Task> Each entry must be reproduced precisely as it stands.

(Extracted records)
========================================
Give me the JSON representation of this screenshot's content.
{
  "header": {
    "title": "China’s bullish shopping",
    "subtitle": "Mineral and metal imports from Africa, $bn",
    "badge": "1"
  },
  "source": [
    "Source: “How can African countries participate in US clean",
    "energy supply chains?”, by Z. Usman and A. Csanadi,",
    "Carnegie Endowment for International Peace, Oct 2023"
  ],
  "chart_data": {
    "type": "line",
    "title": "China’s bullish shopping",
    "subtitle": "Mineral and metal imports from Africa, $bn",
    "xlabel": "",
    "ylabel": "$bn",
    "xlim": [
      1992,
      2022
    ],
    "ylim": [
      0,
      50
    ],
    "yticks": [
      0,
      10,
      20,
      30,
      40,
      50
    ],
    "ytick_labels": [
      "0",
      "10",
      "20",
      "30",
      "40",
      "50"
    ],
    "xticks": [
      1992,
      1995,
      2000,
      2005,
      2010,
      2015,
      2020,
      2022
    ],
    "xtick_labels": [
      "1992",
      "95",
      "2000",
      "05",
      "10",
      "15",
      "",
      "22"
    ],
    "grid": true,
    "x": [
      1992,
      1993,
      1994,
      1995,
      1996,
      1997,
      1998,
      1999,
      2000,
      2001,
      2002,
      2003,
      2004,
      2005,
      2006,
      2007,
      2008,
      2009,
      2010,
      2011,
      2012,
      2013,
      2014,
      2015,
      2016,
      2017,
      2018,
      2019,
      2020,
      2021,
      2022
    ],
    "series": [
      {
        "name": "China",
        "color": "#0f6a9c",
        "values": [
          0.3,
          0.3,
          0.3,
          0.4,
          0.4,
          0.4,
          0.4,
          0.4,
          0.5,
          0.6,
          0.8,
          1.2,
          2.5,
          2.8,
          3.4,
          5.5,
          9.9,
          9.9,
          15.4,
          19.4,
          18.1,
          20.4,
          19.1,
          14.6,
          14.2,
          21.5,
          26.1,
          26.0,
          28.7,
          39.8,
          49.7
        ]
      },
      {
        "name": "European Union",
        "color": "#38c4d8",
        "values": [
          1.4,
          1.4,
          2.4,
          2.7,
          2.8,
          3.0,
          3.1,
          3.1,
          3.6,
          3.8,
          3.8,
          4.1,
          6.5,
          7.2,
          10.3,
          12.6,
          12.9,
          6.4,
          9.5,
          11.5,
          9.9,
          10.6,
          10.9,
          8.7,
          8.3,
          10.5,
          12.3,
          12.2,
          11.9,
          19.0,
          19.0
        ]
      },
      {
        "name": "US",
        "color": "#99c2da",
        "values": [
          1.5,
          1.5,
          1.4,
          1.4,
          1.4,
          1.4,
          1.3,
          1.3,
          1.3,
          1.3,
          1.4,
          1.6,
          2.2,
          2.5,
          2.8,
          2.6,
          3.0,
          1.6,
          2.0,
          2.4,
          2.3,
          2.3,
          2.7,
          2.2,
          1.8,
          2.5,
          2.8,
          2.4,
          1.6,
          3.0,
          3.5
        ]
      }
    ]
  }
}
========================================
Answer>
Give me the JSON representation of this screenshot's content.
{
  "header": {
    "title": "China’s bullish shopping",
    "subtitle": "Mineral and metal imports from Africa, $bn",
    "badge": "1"
  },
  "source": [
    "Source: “How can African countries participate in US clean",
    "energy supply chains?”, by Z. Usman and A. Csanadi,",
    "Carnegie Endowment for International Peace, Oct 2023"
  ],
  "chart_data": {
    "type": "line",
    "title": "China’s bullish shopping",
    "subtitle": "Mineral and metal imports from Africa, $bn",
    "xlabel": "",
    "ylabel": "$bn",
    "xlim": [
      1992,
      2022
    ],
    "ylim": [
      0,
      50
    ],
    "yticks": [
      0,
      10,
      20,
      30,
      40,
      50
    ],
    "ytick_labels": [
      "0",
      "10",
      "20",
      "30",
      "40",
      "50"
    ],
    "xticks": [
      1992,
      1995,
      2000,
      2005,
      2010,
      2015,
      2020,
      2022
    ],
    "xtick_labels": [
      "1992",
      "95",
      "2000",
      "05",
      "10",
      "15",
      "",
      "22"
    ],
    "grid": true,
    "x": [
      1992,
      1993,
      1994,
      1995,
      1996,
      1997,
      1998,
      1999,
      2000,
      2001,
      2002,
      2003,
      2004,
      2005,
      2006,
      2007,
      2008,
      2009,
      2010,
      2011,
      2012,
      2013,
      2014,
      2015,
      2016,
      2017,
      2018,
      2019,
      2020,
      2021,
      2022
    ],
    "series": [
      {
        "name": "China",
        "color": "#0f6a9c",
        "values": [
          0.3,
          0.3,
          0.3,
          0.4,
          0.4,
          0.4,
          0.4,
          0.4,
          0.5,
          0.6,
          0.8,
          1.2,
          2.5,
          2.8,
          3.4,
          5.5,
          9.9,
          9.9,
          15.4,
          19.4,
          18.1,
          20.4,
          19.1,
          14.6,
          14.2,
          21.5,
          26.1,
          26.0,
          28.7,
          39.8,
          49.7
        ]
      },
      {
        "name": "European Union",
        "color": "#38c4d8",
        "values": [
          1.4,
          1.4,
          2.4,
          2.7,
          2.8,
          3.0,
          3.1,
          3.1,
          3.6,
          3.8,
          3.8,
          4.1,
          6.5,
          7.2,
          10.3,
          12.6,
          12.9,
          6.4,
          9.5,
          11.5,
          9.9,
          10.6,
          10.9,
          8.7,
          8.3,
          10.5,
          12.3,
          12.2,
          11.9,
          19.0,
          19.0
        ]
      },
      {
        "name": "US",
        "color": "#99c2da",
        "values": [
          1.5,
          1.5,
          1.4,
          1.4,
          1.4,
          1.4,
          1.3,
          1.3,
          1.3,
          1.3,
          1.4,
          1.6,
          2.2,
          2.5,
          2.8,
          2.6,
          3.0,
          1.6,
          2.0,
          2.4,
          2.3,
          2.3,
          2.7,
          2.2,
          1.8,
          2.5,
          2.8,
          2.4,
          1.6,
          3.0,
          3.5
        ]
      }
    ]
  }
}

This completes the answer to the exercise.